■ THE PROBLEM:
Go through the data below and gather each line containing "page".

####

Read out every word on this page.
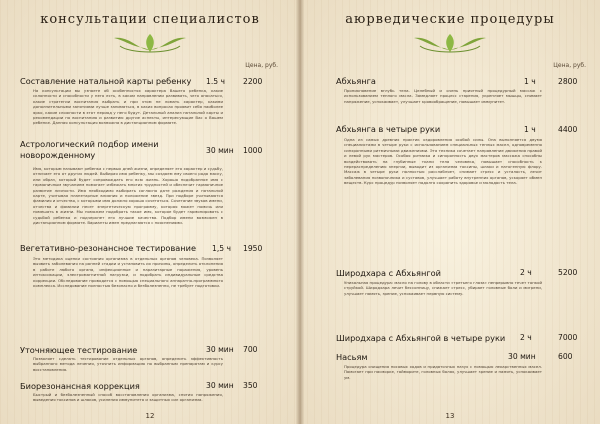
консультации специалистов
Цена, руб.
Составление натальной карты ребенку 1.5 ч 2200

На консультации вы узнаете об особенностях характера Вашего ребенка, какие склонности и способности у него есть, в каком направлении развивать, чего опасаться, какие стратегии воспитания выбрать и при этом не ломать характер, какими дополнительными занятиями лучше заниматься, в каких вопросах проявит себя наиболее ярко, какие сложности в этот период у него будут. Детальный анализ натальной карты и рекомендации по воспитанию и развитию другие аспекты, интересующие Вас о Вашем ребенке. Данная консультация возможна в дистанционном формате.

Астрологический подбор имени новорожденному	30 мин 1000

Имя, которым называют ребенка с первых дней жизни, определяет его характер и судьбу, отличает его от других людей. Выбирая имя ребенку, мы создаем ему своего рода маску, или образ, который будет сопровождать его всю жизнь. Хорошо подобранное имя с гармоничным звучанием помогает избежать многих трудностей и обеспечит гармоничное развитие личности. Имя необходимо выбирать согласно дате рождения и натальной карте, учитывая планетарные влияния и положение звезд. При подборе учитываются фамилия и отчество, с которыми имя должно хорошо сочетаться. Сочетание звуков имени, отчества и фамилии несет энергетическую программу, которая может помочь или помешать в жизни. Мы поможем подобрать такое имя, которое будет гармонировать с судьбой ребенка и подчеркнет его лучшие качества. Подбор имени возможен в дистанционном формате. Варианты имен предлагаются с пояснениями.

Вегетативно-резонансное тестирование 1,5 ч 1950

Это методика оценки состояния организма в отдельных органов человека. Позволяет выявить заболевания на ранней стадии и установить их причины, определить отклонения в работе любого органа, инфекционные и паразитарные поражения, уровень интоксикации, электромагнитной нагрузки, и подобрать индивидуальные средства коррекции. Обследование проводится с помощью специального аппаратно-программного комплекса. Исследование полностью безопасно и безболезненно, не требует подготовки.

Уточняющее тестирование	30 мин 700

Позволяет сделать тестирование отдельных органов, определить эффективность выбранного метода лечения, уточнить информацию по выбранным препаратам и курсу восстановления.

Биорезонансная коррекция	30 мин 350

Быстрый и безболезненный способ восстановления организма, снятия напряжения, выведения токсинов и шлаков, усиления иммунитета и защитных сил организма.

12
аюрведические процедуры
Цена, руб.
Абхьянга	1 ч	2800

Проникновение вглубь тела. Целебный и очень приятный процедурный массаж с использованием теплого масла. Замедляет процесс старения, укрепляет мышцы, снимает напряжение, успокаивает, улучшает кровообращение, повышает иммунитет.

Абхьянга в четыре руки	1 ч	4400

Одна из самых древних практик оздоровления особой силы. Она выполняется двумя специалистами в четыре руки с использованием специальных теплых масел, одновременно синхронными ритмичными движениями. Эта техника сочетает направление движения правой и левой рук мастеров. Особая ритмика и синхронность двух мастеров массажа способны воздействовать на глубинные ткани тела человека, повышает способность к перераспределению энергии, выводит из организма токсины, шлаки и патогенную флору. Массаж в четыре руки полностью расслабляет, снимает стресс и усталость, лечит заболевания позвоночника и суставов, улучшает работу внутренних органов, ускоряет обмен веществ. Курс процедур позволяет надолго сохранить здоровье и молодость тела.

Широдхара с Абхьянгой	2 ч	5200

Уникальная процедура: масло на голову в области «третьего глаза» непрерывно течет тонкой струйкой. Широдхара лечит бессонницу, снижает стресс, убирает головные боли и мигрени, улучшает память, зрение, успокаивает нервную систему.

Широдхара с Абхьянгой в четыре руки 2 ч	7000
Насьям	30 мин	600

Процедура очищения носовых ходов и придаточных пазух с помощью лекарственных масел. Помогает при насморке, гайморите, головных болях, улучшает зрение и память, успокаивает ум.

13
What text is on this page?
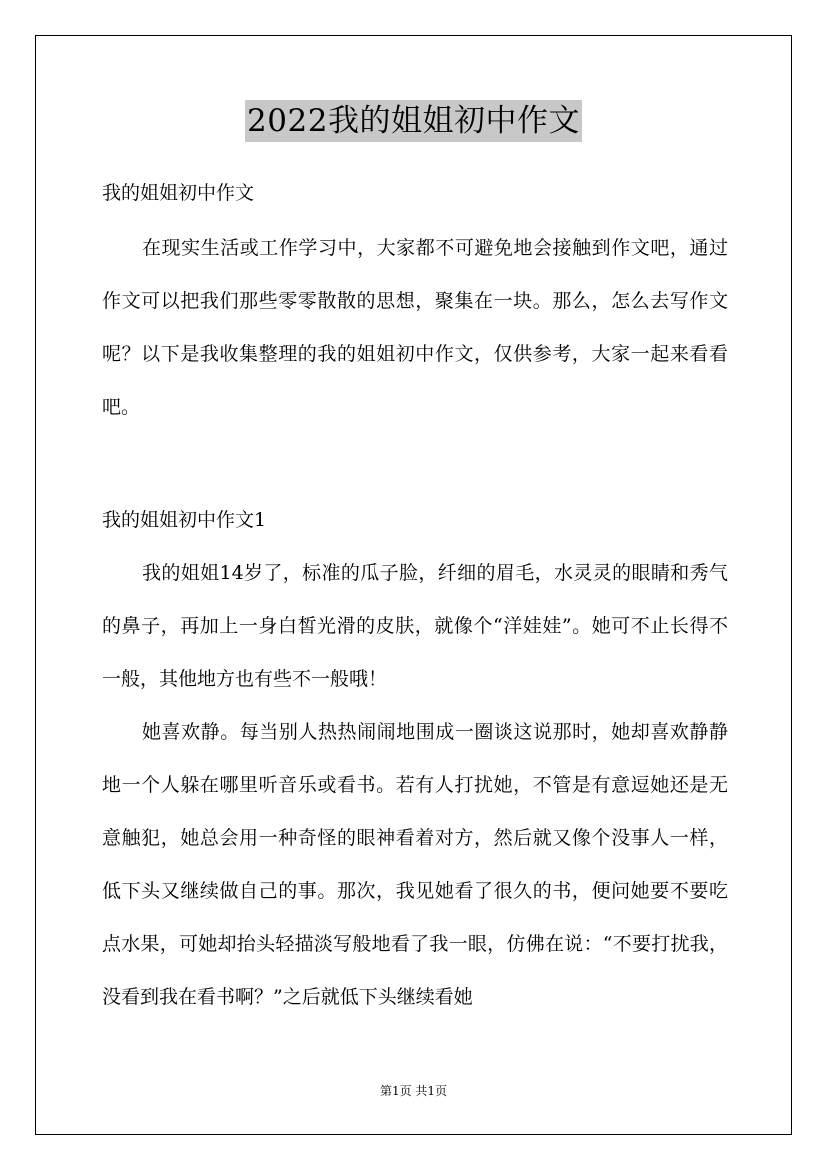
2022我的姐姐初中作文
我的姐姐初中作文
在现实生活或工作学习中，大家都不可避免地会接触到作文吧，通过作文可以把我们那些零零散散的思想，聚集在一块。那么，怎么去写作文呢？以下是我收集整理的我的姐姐初中作文，仅供参考，大家一起来看看吧。
我的姐姐初中作文1
我的姐姐14岁了，标准的瓜子脸，纤细的眉毛，水灵灵的眼睛和秀气的鼻子，再加上一身白皙光滑的皮肤，就像个“洋娃娃”。她可不止长得不一般，其他地方也有些不一般哦！
她喜欢静。每当别人热热闹闹地围成一圈谈这说那时，她却喜欢静静地一个人躲在哪里听音乐或看书。若有人打扰她，不管是有意逗她还是无意触犯，她总会用一种奇怪的眼神看着对方，然后就又像个没事人一样，低下头又继续做自己的事。那次，我见她看了很久的书，便问她要不要吃点水果，可她却抬头轻描淡写般地看了我一眼，仿佛在说：“不要打扰我，没看到我在看书啊？”之后就低下头继续看她
第1页 共1页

####

■ ANSWER:
Read out every word on this page.
What text is on this page?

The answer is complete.